If parties execute a separation agreement and file for divorce, but there is a period of time between the execution of the agreement and the granting of the divorce, the court may enforce it in its own right. Thus, if you have a non-appealable claim against your spouse with a time limitation (i.e., emotional distress, etc.), you should file for divorce and obtain a decree to ensure the court’s ability to enforce the agreement.

Common Pitfalls to Avoid

Common Mistakes to Avoid in Indiana Separation Agreements
Separation agreements in Indiana are often executed by individuals who are going through or have already completed marital dissolution in Indiana. They frequently mischaracterized as waivers of spousal maintenance or agreements not to exercise certain visitation or parenting time rights. While it is generally advisable to have a separation agreement prepared no matter what form of divorce is being pursued, many clients rush into agreeing to one without knowing the consequences and this can end up having a negative impact on particular terms of a decree or the ability to modify its provisions down the road.

→ EXERCISE GOAL:
Copy out the entire passage on Indiana separation agreements above, word for word.

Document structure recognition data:
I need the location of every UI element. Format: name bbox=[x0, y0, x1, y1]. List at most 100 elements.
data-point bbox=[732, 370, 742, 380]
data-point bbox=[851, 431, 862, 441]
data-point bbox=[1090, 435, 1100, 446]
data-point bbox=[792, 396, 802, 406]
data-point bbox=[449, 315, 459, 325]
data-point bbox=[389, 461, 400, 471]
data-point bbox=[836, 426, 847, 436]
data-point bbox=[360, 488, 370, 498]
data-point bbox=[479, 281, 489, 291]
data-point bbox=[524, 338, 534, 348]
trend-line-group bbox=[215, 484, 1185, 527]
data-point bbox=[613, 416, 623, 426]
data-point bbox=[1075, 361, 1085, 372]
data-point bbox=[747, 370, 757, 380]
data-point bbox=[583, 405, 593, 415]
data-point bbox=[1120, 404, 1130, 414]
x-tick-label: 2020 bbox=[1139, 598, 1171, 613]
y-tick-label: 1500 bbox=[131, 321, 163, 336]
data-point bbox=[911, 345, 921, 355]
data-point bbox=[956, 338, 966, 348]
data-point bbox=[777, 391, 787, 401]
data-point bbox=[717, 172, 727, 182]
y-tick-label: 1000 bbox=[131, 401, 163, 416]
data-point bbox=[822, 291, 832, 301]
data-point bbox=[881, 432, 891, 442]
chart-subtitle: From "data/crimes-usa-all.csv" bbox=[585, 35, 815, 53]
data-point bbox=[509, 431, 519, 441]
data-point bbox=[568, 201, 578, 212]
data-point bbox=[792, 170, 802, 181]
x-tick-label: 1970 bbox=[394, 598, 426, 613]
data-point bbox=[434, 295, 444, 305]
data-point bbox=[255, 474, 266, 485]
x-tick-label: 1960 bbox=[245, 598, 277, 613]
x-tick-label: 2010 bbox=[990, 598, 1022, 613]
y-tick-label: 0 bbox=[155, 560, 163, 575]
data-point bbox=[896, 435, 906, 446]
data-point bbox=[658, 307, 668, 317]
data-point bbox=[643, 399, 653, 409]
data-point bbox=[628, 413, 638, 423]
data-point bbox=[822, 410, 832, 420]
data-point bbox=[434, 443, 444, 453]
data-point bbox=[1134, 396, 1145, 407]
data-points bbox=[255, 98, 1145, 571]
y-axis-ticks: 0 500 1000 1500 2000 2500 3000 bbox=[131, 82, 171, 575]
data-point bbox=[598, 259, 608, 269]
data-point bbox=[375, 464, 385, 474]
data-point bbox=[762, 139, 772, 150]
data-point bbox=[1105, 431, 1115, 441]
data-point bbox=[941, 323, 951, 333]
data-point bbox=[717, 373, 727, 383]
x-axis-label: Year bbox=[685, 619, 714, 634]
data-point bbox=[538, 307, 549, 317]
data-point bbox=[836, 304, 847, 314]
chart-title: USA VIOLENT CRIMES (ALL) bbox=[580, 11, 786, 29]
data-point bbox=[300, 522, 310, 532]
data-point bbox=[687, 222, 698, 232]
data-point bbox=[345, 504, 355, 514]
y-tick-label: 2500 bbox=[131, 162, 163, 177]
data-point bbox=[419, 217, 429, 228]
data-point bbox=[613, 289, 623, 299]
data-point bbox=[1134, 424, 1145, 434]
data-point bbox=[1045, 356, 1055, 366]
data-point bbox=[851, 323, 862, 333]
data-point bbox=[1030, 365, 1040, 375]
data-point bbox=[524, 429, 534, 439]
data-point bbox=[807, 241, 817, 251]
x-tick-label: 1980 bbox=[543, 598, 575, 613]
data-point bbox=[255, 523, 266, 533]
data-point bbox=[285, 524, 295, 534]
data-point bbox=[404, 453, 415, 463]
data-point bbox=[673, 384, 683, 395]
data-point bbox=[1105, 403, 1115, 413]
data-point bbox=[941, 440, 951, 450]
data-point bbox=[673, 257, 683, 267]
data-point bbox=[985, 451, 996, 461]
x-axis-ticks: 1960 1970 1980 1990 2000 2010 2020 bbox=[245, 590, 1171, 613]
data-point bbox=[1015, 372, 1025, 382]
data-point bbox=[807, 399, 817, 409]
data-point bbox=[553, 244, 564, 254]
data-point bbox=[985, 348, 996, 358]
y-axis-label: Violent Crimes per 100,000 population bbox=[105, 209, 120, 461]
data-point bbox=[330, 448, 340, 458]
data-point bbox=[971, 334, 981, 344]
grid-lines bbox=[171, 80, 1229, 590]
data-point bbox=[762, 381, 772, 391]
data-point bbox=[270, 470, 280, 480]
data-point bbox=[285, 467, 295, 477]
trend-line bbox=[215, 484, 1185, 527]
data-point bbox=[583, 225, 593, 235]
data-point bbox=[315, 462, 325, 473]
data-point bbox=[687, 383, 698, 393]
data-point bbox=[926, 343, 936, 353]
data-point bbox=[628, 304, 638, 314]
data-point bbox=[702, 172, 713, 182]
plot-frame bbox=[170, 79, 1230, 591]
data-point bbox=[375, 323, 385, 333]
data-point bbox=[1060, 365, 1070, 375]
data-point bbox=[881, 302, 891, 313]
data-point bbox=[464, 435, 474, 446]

→ EXPECTED OUTPUT:
If parties execute a separation agreement and file for divorce, but there is a period of time between the execution of the agreement and the granting of the divorce, the court may enforce it in its own right. Thus, if you have a non-appealable claim against your spouse with a time limitation (i.e., emotional distress, etc.), you should file for divorce and obtain a decree to ensure the court’s ability to enforce the agreement.

Common Pitfalls to Avoid

Common Mistakes to Avoid in Indiana Separation Agreements
Separation agreements in Indiana are often executed by individuals who are going through or have already completed marital dissolution in Indiana. They frequently mischaracterized as waivers of spousal maintenance or agreements not to exercise certain visitation or parenting time rights. While it is generally advisable to have a separation agreement prepared no matter what form of divorce is being pursued, many clients rush into agreeing to one without knowing the consequences and this can end up having a negative impact on particular terms of a decree or the ability to modify its provisions down the road.